▶ EXERCISE PROMPT
Search the entries below. Return every line that has "restaurant" in it.

··· SOURCE RECORDS

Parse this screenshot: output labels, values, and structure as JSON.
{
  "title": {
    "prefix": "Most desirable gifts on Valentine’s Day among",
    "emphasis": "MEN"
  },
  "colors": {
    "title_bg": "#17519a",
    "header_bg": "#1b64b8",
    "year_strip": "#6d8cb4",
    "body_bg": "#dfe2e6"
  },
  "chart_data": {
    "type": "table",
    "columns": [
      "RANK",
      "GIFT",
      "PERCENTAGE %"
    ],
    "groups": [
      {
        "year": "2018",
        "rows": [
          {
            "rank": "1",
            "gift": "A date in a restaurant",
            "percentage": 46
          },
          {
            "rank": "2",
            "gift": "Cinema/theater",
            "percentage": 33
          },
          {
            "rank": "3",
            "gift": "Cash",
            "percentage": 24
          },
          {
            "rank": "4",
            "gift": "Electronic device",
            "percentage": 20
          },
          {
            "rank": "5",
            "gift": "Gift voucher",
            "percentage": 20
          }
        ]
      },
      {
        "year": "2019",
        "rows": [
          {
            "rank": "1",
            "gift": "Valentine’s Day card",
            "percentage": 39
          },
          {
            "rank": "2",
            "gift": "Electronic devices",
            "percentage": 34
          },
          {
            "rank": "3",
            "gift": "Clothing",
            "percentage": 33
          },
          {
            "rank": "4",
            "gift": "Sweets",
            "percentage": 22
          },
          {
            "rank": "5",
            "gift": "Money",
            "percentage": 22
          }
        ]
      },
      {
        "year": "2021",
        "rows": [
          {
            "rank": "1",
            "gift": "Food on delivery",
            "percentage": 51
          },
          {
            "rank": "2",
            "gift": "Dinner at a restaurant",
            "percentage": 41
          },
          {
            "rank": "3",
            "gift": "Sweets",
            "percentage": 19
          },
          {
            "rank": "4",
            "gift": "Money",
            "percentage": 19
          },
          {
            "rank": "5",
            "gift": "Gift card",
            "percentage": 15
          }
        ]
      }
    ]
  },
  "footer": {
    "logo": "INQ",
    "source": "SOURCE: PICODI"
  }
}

······
··· SOURCE RECORDS

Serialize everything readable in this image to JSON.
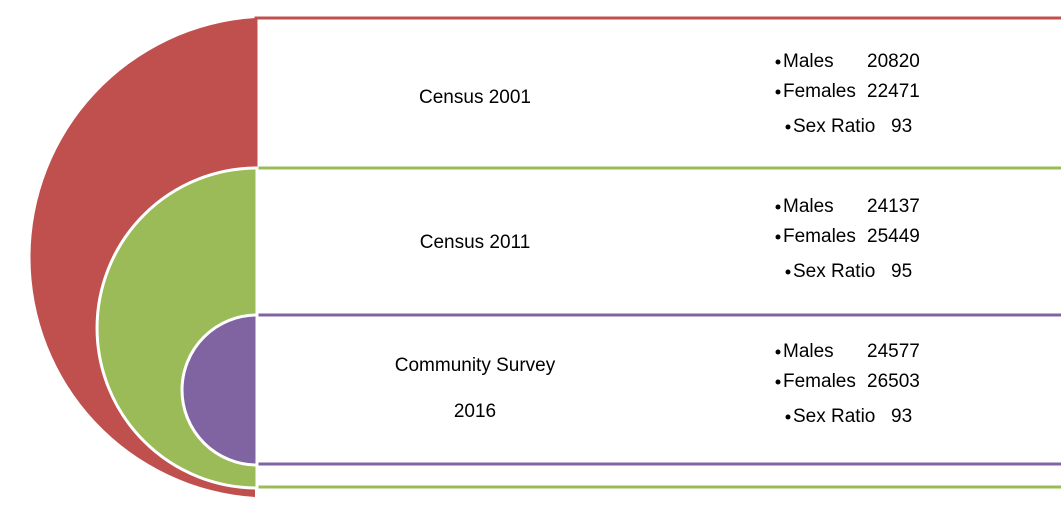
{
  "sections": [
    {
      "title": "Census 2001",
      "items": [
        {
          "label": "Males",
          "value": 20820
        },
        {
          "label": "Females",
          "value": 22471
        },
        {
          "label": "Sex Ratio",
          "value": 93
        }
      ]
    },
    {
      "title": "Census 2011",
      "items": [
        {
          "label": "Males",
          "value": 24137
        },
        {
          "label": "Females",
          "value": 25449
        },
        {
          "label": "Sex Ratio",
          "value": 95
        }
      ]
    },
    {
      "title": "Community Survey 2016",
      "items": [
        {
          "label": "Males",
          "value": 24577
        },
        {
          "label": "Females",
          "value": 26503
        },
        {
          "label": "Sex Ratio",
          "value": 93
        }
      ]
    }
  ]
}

······

▶ TASK OUTPUT
            "gift": "A date in a restaurant",
            "gift": "Dinner at a restaurant",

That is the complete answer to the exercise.